## WRITTEN TASK
Rewrite everything from the start of the records down to the line containing "required-information-box: Required information", putting "footer-mark" wherever "footer-tick" appears and changing nothing else.

## AVAILABLE DATA
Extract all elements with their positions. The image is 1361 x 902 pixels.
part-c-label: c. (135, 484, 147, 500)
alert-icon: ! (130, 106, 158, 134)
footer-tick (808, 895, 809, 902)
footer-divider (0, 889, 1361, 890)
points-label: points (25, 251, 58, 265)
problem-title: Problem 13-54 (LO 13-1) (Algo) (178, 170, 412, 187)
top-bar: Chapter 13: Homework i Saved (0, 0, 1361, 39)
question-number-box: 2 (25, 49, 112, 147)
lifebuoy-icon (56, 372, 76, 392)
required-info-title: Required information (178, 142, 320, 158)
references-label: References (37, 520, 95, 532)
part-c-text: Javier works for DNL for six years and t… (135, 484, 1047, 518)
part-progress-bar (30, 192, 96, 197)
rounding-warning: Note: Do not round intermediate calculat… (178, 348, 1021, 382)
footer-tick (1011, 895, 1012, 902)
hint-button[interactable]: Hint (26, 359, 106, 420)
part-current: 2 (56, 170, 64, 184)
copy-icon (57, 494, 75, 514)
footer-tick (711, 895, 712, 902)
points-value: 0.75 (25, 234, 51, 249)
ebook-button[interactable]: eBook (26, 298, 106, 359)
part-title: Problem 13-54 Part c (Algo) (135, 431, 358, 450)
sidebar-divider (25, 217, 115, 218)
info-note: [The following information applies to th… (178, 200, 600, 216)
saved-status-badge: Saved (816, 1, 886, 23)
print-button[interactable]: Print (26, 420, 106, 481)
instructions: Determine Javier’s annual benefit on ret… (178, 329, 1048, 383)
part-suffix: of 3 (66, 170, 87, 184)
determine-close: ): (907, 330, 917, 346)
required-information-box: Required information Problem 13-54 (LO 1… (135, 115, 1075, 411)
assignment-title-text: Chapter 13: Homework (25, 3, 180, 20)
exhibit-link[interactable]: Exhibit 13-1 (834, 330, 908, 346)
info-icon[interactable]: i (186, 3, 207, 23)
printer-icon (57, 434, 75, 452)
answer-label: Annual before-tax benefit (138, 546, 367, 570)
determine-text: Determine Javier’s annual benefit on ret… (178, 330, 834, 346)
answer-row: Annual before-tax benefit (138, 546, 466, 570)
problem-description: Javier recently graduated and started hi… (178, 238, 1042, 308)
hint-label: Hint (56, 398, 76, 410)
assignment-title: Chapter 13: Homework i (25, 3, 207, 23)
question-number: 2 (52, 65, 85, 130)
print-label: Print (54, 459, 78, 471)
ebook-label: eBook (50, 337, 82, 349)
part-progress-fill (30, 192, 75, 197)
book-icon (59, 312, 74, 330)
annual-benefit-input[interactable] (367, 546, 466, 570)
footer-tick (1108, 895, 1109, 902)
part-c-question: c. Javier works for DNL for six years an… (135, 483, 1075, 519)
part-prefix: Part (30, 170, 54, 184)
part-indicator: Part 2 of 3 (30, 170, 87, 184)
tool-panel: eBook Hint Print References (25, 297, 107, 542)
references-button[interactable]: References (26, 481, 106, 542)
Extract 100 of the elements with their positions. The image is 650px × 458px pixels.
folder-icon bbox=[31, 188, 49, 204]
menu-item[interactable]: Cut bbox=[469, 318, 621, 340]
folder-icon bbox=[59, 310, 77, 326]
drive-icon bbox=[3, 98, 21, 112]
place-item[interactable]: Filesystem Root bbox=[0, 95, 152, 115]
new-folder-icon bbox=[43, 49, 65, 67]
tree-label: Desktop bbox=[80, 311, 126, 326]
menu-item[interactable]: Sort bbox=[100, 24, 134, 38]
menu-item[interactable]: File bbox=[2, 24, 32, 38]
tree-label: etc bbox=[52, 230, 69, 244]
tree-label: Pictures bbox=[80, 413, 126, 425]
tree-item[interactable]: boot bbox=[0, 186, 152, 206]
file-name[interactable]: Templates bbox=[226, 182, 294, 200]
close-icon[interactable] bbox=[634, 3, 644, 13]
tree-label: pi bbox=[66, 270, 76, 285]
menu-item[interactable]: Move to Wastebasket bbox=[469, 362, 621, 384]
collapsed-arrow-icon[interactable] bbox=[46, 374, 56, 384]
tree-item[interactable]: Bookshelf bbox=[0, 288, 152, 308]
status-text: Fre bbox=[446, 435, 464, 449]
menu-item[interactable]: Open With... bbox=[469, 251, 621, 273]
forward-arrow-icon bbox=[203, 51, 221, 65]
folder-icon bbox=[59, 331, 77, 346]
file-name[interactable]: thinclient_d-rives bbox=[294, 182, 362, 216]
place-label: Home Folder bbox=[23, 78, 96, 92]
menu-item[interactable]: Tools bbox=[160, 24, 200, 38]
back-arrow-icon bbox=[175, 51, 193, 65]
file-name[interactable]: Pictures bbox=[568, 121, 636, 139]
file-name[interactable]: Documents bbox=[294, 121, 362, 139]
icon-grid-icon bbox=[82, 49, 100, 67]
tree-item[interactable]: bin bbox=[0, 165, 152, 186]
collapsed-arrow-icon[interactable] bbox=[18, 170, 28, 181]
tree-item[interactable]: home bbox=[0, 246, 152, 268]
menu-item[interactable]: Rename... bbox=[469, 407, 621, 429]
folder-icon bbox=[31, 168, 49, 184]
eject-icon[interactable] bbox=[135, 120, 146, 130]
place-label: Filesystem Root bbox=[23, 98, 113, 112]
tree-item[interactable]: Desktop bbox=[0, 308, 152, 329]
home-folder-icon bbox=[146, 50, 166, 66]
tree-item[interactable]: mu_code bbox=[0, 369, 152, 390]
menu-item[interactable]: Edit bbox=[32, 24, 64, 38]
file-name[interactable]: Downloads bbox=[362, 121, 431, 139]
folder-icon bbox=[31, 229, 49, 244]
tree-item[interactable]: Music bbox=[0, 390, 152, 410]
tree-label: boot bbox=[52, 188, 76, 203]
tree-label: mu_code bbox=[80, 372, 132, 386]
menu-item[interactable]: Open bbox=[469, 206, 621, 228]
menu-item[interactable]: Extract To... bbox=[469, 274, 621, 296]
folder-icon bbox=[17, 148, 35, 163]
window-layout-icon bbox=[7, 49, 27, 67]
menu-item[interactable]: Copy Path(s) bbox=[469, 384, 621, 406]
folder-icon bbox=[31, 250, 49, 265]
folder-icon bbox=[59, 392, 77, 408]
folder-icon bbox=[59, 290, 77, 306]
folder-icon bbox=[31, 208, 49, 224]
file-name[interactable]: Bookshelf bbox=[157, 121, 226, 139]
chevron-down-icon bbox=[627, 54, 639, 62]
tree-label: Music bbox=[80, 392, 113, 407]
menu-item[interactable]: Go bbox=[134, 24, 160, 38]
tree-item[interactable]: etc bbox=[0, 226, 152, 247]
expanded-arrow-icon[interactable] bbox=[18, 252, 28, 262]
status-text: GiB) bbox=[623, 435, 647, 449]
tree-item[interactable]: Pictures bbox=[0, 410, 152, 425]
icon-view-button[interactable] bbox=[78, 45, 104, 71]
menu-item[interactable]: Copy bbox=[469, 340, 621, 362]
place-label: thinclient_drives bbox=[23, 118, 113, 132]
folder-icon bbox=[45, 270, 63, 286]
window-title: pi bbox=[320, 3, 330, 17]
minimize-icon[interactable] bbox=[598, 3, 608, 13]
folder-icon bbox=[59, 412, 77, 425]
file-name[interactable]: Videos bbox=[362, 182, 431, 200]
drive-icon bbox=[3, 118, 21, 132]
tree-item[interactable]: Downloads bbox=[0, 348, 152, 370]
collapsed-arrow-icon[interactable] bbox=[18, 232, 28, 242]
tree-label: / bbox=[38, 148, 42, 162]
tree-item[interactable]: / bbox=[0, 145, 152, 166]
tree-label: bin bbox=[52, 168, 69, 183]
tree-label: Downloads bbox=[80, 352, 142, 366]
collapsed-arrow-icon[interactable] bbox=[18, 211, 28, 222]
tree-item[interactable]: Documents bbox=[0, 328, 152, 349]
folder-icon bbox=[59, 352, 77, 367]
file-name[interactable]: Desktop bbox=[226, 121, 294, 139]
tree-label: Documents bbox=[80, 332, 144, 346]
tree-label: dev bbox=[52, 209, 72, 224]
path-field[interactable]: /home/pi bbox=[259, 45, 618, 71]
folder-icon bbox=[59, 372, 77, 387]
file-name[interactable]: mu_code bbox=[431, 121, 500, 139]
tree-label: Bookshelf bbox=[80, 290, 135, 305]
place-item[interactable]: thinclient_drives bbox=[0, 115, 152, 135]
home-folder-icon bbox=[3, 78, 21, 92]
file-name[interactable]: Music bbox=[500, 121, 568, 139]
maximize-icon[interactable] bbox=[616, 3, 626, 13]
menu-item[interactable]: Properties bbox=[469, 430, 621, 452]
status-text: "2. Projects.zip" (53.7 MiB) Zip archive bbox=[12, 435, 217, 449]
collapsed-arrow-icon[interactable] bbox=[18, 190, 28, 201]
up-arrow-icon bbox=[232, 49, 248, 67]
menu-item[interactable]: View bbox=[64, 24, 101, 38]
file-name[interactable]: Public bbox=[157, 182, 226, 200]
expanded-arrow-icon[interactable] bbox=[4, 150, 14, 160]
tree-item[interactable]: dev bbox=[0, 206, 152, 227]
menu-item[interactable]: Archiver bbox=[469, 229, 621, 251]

## ANSWER TO THIS EXERCISE
Extract all elements with their positions. The image is 1361 x 902 pixels.
part-c-label: c. (135, 484, 147, 500)
alert-icon: ! (130, 106, 158, 134)
footer-mark (808, 895, 809, 902)
footer-divider (0, 889, 1361, 890)
points-label: points (25, 251, 58, 265)
problem-title: Problem 13-54 (LO 13-1) (Algo) (178, 170, 412, 187)
top-bar: Chapter 13: Homework i Saved (0, 0, 1361, 39)
question-number-box: 2 (25, 49, 112, 147)
lifebuoy-icon (56, 372, 76, 392)
required-info-title: Required information (178, 142, 320, 158)
references-label: References (37, 520, 95, 532)
part-c-text: Javier works for DNL for six years and t… (135, 484, 1047, 518)
part-progress-bar (30, 192, 96, 197)
rounding-warning: Note: Do not round intermediate calculat… (178, 348, 1021, 382)
footer-mark (1011, 895, 1012, 902)
hint-button[interactable]: Hint (26, 359, 106, 420)
part-current: 2 (56, 170, 64, 184)
copy-icon (57, 494, 75, 514)
footer-mark (711, 895, 712, 902)
points-value: 0.75 (25, 234, 51, 249)
ebook-button[interactable]: eBook (26, 298, 106, 359)
part-title: Problem 13-54 Part c (Algo) (135, 431, 358, 450)
sidebar-divider (25, 217, 115, 218)
info-note: [The following information applies to th… (178, 200, 600, 216)
saved-status-badge: Saved (816, 1, 886, 23)
print-button[interactable]: Print (26, 420, 106, 481)
instructions: Determine Javier’s annual benefit on ret… (178, 329, 1048, 383)
part-suffix: of 3 (66, 170, 87, 184)
determine-close: ): (907, 330, 917, 346)
required-information-box: Required information Problem 13-54 (LO 1… (135, 115, 1075, 411)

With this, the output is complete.